Set task:
Pull out every line below that contains the word "color".

== Data lines ==

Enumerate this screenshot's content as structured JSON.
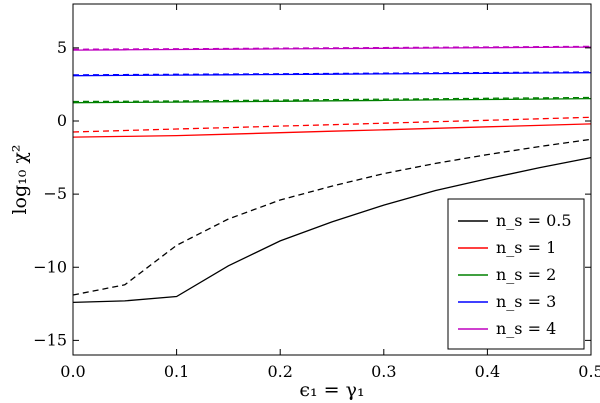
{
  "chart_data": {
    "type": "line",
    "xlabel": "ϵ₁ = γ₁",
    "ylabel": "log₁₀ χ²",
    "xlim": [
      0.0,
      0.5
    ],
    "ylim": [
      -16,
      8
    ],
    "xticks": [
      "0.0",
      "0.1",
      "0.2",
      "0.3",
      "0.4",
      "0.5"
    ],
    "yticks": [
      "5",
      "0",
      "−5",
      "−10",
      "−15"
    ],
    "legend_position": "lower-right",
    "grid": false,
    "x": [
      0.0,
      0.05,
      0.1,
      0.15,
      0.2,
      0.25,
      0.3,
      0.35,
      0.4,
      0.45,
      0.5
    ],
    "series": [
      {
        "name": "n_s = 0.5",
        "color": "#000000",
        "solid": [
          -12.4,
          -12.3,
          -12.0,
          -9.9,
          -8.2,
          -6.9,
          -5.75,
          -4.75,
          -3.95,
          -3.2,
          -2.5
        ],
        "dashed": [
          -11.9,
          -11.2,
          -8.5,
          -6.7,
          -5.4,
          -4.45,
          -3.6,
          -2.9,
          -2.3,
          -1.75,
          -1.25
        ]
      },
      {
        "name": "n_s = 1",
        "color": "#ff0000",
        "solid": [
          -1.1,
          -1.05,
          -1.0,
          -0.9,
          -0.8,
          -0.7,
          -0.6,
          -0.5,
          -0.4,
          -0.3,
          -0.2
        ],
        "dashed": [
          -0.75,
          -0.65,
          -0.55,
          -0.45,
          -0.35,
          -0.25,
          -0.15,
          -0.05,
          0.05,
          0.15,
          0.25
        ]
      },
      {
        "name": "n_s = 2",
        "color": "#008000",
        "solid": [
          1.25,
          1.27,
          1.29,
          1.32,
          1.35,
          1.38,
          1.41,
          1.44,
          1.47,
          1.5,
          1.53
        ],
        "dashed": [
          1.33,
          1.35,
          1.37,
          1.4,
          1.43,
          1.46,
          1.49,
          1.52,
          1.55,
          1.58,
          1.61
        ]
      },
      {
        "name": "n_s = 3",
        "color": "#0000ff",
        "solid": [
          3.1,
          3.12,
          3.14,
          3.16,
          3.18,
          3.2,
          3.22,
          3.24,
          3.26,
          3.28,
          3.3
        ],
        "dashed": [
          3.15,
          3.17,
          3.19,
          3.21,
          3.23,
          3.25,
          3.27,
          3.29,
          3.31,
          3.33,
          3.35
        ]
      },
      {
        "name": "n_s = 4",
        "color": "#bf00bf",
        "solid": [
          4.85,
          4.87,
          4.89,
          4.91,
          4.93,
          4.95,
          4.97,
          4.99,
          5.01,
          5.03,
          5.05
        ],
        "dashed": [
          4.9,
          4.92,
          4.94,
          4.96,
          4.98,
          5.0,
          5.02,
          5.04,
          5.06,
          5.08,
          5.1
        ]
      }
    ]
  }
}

===

Solved exercise:
        "color": "#000000",
        "color": "#ff0000",
        "color": "#008000",
        "color": "#0000ff",
        "color": "#bf00bf",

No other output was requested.